(Data entries)
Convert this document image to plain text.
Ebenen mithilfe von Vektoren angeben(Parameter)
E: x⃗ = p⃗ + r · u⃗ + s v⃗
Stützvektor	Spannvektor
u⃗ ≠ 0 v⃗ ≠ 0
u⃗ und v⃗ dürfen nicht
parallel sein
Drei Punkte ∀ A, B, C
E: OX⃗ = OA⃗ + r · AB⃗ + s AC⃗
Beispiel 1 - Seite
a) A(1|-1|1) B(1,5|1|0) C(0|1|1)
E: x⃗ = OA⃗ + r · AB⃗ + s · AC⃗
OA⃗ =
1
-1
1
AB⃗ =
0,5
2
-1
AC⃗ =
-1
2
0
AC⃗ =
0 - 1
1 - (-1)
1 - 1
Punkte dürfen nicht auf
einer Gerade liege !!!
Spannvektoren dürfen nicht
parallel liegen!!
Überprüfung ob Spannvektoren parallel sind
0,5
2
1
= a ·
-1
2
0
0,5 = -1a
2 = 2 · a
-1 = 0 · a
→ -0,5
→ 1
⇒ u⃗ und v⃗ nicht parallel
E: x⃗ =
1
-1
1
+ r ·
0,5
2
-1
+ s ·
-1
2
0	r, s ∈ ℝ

== What is needed ==
All lines above containing the string "Punkte" are to be collected.

== Answer below ==
Drei Punkte ∀ A, B, C
Punkte dürfen nicht auf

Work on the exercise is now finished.